Written problem
Check each line of the material below for "presso". Report how many have it, with no other words.

Provided entries
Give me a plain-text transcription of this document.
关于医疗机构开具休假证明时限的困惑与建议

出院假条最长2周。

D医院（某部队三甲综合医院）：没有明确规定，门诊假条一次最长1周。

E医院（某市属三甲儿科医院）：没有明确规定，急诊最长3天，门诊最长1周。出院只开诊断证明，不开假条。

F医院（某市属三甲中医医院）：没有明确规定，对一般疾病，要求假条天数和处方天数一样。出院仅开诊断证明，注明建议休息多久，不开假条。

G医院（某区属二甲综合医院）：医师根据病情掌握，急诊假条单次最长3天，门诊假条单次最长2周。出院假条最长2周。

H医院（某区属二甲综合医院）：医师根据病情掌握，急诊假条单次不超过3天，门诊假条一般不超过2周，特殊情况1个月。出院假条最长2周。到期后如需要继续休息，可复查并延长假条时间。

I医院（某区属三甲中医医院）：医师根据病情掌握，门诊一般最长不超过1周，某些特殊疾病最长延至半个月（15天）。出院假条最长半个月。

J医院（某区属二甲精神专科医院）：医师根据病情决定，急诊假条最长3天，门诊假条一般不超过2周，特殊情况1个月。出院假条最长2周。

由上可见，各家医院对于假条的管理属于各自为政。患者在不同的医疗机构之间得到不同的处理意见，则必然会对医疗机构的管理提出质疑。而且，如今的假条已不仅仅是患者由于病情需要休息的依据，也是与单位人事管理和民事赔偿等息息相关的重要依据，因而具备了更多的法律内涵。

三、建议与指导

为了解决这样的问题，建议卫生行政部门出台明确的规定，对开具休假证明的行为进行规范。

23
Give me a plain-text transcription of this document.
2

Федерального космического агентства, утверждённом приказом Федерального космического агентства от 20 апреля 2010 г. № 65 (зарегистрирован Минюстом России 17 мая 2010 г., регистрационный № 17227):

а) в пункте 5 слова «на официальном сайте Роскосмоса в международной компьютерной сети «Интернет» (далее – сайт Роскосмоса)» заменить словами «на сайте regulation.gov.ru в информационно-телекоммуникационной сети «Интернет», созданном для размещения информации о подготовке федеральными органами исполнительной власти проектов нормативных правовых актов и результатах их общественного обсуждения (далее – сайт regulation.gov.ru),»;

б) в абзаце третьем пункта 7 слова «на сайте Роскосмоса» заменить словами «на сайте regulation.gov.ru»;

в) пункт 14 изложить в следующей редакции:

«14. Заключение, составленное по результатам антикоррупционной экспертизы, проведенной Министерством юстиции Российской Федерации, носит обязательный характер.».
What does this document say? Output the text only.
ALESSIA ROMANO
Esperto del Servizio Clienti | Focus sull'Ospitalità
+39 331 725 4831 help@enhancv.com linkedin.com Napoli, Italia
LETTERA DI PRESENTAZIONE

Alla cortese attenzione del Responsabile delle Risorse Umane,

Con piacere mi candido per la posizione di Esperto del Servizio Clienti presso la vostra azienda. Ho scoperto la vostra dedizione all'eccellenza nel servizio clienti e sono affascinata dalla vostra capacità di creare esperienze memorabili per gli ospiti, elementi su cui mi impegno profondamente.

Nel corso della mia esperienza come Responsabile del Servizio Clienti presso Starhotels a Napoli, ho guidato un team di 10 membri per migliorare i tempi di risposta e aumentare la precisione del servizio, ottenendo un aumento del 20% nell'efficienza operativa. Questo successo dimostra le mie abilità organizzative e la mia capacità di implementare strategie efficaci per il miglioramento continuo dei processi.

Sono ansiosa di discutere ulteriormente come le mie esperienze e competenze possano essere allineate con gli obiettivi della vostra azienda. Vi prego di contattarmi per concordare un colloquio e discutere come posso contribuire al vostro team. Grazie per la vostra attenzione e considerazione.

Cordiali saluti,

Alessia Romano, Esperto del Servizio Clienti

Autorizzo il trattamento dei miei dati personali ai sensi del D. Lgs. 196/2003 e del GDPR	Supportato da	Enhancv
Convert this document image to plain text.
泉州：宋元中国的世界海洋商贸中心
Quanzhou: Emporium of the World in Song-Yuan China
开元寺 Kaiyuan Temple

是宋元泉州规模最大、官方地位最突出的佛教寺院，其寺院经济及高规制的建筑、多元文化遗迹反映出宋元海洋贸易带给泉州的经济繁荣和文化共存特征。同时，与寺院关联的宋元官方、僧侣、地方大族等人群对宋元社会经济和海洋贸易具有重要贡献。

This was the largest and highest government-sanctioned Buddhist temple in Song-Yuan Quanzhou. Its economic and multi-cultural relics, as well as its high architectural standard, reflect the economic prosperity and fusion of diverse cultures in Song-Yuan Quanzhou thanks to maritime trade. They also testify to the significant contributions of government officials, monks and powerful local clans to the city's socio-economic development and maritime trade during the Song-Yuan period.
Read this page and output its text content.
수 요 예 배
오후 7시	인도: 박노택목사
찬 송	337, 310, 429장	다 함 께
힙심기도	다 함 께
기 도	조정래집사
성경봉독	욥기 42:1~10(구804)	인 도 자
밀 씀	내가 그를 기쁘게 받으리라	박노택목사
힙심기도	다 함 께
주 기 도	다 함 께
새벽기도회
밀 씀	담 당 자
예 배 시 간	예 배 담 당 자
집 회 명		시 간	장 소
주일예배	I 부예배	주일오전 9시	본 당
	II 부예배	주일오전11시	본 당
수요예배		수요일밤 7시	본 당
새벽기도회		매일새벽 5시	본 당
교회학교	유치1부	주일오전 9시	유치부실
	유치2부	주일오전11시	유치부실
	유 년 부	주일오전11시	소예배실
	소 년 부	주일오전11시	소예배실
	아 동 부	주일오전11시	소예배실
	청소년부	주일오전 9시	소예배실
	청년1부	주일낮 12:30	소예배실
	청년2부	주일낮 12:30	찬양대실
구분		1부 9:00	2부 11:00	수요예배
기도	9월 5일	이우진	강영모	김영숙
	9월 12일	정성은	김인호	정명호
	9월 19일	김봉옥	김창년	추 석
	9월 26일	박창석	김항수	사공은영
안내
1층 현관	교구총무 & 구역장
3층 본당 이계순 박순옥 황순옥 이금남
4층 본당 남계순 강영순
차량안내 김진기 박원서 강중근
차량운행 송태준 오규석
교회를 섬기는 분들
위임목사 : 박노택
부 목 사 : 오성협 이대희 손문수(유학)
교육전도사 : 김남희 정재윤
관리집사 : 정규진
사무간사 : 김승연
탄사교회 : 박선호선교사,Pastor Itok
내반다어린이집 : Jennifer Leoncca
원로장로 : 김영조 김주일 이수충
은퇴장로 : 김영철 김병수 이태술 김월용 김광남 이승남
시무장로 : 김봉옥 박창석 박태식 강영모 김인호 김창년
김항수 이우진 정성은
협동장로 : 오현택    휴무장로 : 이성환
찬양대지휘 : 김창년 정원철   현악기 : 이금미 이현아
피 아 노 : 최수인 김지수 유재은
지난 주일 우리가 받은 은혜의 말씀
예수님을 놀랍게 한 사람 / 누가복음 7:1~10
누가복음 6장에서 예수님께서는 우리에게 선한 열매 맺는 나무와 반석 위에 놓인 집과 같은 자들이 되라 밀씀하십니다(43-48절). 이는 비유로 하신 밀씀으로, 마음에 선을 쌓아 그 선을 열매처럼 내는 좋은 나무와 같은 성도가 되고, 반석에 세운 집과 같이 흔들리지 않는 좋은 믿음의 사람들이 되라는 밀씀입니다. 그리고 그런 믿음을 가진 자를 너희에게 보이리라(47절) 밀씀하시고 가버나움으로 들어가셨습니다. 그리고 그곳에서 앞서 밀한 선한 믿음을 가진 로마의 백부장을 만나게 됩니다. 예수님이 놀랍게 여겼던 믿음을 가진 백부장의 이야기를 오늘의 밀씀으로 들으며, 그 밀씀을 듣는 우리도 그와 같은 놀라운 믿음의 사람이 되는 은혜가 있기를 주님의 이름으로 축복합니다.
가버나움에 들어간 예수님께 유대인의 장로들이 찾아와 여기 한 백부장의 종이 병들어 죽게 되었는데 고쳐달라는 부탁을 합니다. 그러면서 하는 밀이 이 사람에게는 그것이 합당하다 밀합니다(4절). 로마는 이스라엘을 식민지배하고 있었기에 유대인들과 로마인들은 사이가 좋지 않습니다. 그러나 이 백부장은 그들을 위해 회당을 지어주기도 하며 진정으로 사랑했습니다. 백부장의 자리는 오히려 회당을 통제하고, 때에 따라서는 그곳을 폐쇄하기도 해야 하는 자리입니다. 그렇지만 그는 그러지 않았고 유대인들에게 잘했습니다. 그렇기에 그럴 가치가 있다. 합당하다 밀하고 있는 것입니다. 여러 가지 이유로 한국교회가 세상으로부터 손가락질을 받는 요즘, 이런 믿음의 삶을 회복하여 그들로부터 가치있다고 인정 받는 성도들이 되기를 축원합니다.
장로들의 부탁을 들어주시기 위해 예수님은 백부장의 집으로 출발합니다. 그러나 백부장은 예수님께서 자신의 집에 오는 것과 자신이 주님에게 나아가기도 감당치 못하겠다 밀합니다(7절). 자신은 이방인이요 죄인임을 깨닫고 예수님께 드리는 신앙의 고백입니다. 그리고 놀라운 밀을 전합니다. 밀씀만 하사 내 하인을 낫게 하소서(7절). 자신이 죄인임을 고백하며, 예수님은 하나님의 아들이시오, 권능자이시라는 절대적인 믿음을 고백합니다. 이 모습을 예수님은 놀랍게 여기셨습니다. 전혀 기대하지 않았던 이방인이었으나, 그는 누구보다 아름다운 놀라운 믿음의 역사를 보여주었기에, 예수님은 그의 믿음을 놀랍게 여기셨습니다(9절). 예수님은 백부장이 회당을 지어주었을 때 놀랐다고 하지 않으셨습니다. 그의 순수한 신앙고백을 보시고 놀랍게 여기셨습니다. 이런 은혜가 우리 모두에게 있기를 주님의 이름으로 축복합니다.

Task solution
2